## Extracted entries
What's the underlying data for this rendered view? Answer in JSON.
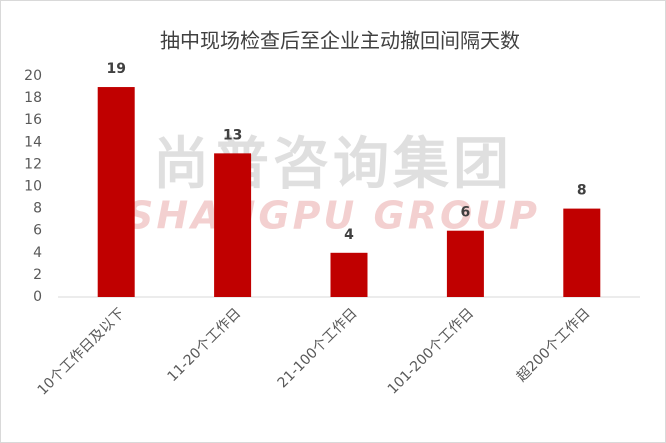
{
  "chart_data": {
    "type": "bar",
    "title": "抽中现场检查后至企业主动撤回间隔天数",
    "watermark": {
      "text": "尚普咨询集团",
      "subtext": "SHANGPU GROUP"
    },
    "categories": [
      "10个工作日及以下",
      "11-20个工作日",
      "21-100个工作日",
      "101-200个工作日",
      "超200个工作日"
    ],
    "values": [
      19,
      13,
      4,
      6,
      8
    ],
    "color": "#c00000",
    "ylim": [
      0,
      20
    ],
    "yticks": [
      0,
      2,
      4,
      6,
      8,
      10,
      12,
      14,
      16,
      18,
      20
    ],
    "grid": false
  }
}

* * *

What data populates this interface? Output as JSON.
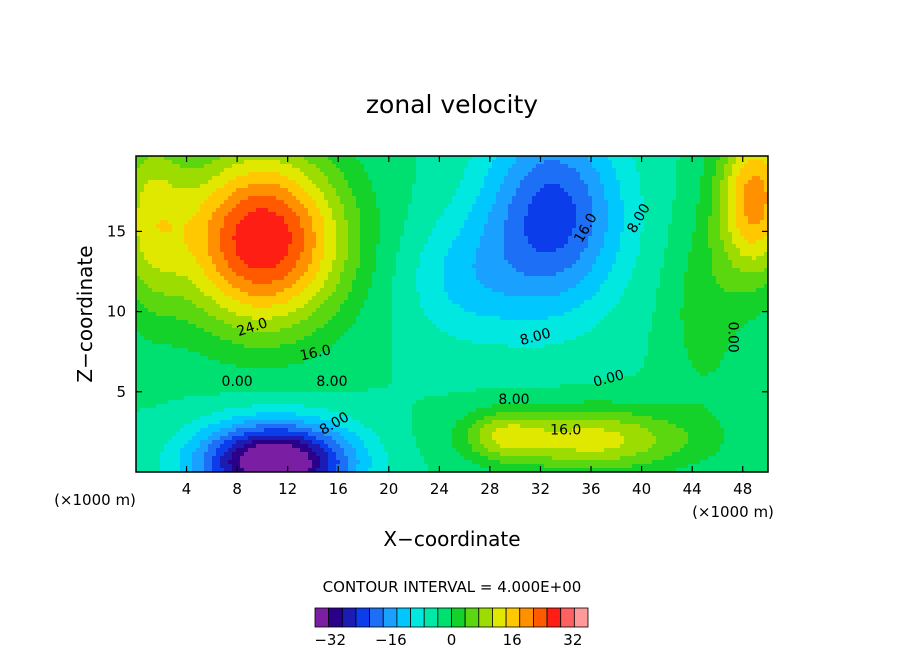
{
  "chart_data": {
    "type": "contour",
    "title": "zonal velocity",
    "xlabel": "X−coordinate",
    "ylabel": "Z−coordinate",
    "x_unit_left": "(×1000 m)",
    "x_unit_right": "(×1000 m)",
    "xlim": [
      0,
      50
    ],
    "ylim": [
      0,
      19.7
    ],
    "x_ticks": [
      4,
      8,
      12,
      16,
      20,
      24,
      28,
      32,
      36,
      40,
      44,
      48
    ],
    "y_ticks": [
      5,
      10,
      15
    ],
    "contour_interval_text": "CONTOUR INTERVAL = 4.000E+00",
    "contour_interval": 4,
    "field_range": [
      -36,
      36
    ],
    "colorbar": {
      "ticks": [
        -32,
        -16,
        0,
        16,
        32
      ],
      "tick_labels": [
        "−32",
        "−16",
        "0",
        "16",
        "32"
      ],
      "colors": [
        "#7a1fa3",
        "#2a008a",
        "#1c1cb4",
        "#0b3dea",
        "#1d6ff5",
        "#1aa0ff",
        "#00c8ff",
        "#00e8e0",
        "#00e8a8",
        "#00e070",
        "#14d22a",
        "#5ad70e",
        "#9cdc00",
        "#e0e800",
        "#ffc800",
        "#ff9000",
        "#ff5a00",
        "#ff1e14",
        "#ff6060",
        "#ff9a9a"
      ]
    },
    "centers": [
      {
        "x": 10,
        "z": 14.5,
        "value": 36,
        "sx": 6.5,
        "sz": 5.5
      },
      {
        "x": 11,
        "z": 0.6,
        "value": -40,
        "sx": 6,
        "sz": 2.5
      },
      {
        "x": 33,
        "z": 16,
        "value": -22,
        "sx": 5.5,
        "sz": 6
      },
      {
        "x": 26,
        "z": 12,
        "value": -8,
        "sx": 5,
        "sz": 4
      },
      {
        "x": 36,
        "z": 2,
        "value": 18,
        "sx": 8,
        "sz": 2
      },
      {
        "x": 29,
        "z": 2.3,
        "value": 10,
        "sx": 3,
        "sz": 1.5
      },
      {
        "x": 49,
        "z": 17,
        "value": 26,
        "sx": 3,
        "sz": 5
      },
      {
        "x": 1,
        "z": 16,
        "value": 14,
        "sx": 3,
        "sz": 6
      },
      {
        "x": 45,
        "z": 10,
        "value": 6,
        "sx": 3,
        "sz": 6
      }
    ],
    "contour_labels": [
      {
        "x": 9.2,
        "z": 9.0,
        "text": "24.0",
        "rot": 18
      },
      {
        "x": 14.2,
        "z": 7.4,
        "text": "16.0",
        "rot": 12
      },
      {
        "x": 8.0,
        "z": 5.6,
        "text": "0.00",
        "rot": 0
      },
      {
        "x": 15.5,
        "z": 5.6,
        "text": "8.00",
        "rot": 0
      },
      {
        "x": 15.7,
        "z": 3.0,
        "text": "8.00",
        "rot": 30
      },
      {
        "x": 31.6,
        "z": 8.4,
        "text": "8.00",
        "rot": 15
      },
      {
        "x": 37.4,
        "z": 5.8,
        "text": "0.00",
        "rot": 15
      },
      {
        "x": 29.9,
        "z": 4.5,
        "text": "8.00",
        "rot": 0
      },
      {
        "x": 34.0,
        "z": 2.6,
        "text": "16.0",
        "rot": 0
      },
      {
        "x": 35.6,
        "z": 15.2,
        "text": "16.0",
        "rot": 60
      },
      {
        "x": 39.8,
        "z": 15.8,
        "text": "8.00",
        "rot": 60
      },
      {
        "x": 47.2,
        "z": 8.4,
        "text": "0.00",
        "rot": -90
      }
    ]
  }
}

## Task prompt
Copy every line above in which the string "title" shows up.

## Exercise output
    "title": "抽中现场检查后至企业主动撤回间隔天数",
    "title": "zonal velocity",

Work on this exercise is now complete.